▶ **Short exercise**: Each line containing the word "title" must be collected.

● ● ●

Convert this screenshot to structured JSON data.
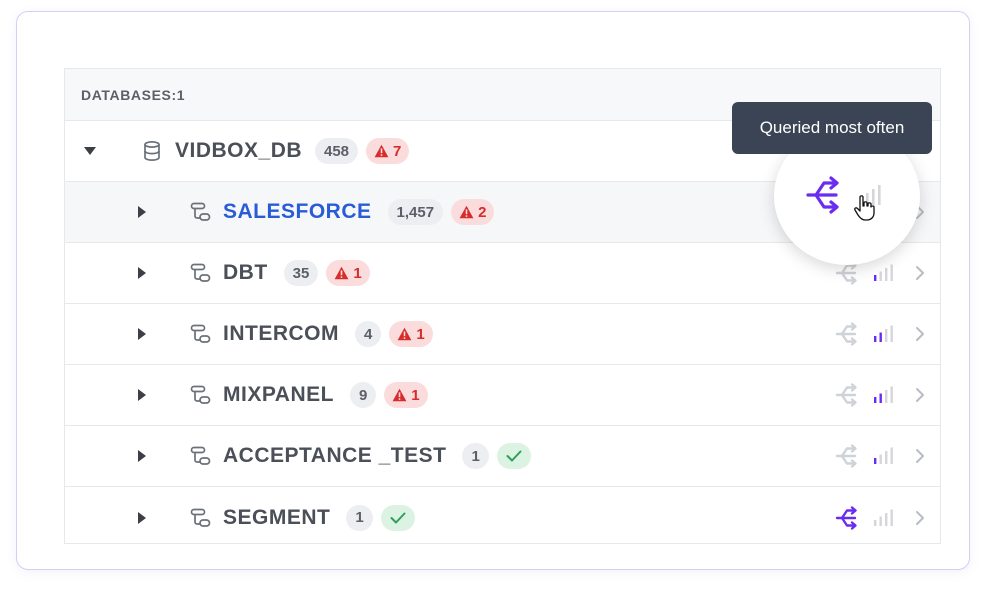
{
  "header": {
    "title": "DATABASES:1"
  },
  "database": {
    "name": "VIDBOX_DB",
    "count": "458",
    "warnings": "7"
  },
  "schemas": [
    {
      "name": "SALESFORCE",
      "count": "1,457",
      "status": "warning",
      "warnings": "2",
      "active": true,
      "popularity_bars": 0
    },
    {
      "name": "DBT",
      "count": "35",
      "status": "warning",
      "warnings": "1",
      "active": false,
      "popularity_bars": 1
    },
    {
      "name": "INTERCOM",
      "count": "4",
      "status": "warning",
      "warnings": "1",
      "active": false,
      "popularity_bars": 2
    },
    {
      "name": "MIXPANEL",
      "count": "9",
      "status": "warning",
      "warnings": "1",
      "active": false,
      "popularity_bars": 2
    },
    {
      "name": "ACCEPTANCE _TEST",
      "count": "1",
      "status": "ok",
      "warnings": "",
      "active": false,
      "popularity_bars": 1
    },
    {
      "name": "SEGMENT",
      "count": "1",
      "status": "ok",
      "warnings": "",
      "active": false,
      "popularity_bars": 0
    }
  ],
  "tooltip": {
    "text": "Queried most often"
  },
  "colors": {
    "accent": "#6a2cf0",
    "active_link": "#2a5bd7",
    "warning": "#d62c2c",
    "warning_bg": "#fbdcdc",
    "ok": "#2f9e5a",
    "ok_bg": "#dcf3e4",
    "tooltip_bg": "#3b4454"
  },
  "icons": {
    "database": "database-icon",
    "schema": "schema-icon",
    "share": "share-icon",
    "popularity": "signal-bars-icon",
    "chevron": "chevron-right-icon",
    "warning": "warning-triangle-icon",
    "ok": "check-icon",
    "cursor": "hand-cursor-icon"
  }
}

● ● ●

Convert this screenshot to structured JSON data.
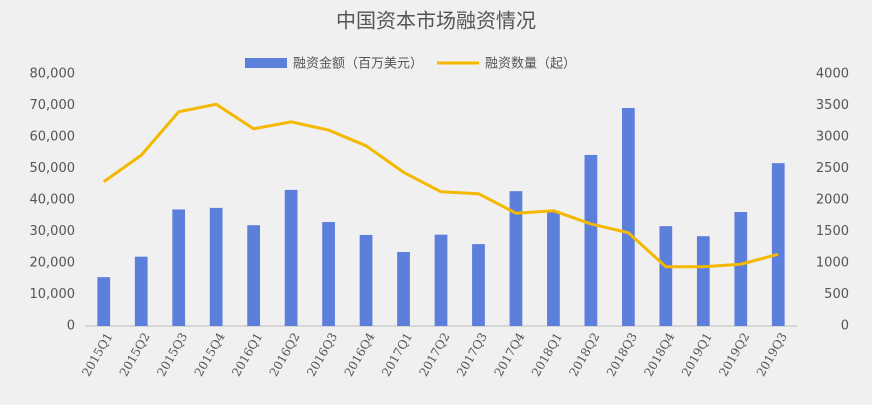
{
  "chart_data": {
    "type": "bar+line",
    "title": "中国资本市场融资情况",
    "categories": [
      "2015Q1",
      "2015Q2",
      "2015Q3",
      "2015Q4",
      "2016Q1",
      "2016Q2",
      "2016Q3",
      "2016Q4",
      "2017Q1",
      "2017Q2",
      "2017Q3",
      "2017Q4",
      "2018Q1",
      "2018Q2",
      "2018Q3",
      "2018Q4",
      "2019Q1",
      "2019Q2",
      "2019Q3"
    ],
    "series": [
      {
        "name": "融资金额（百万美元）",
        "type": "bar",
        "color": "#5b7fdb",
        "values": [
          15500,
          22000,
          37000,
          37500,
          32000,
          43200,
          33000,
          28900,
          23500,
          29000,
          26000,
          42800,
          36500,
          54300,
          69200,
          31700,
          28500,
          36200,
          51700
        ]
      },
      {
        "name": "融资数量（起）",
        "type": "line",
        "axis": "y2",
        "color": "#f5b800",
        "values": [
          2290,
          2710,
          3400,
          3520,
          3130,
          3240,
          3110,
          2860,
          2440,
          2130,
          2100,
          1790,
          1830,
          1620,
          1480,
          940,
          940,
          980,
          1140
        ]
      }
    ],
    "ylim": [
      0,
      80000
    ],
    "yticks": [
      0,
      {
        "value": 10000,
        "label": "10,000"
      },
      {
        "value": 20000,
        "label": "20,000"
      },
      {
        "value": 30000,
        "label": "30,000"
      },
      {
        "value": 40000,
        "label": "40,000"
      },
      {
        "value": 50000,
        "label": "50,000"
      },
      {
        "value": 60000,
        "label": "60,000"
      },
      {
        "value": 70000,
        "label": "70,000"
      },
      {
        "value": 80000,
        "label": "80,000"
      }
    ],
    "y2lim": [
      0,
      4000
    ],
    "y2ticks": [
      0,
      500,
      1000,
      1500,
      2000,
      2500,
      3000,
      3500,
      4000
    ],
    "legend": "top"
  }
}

● ● ●

▶ **Exercise solution**:
    "title": "DATABASES:1"
    "title": "中国资本市场融资情况",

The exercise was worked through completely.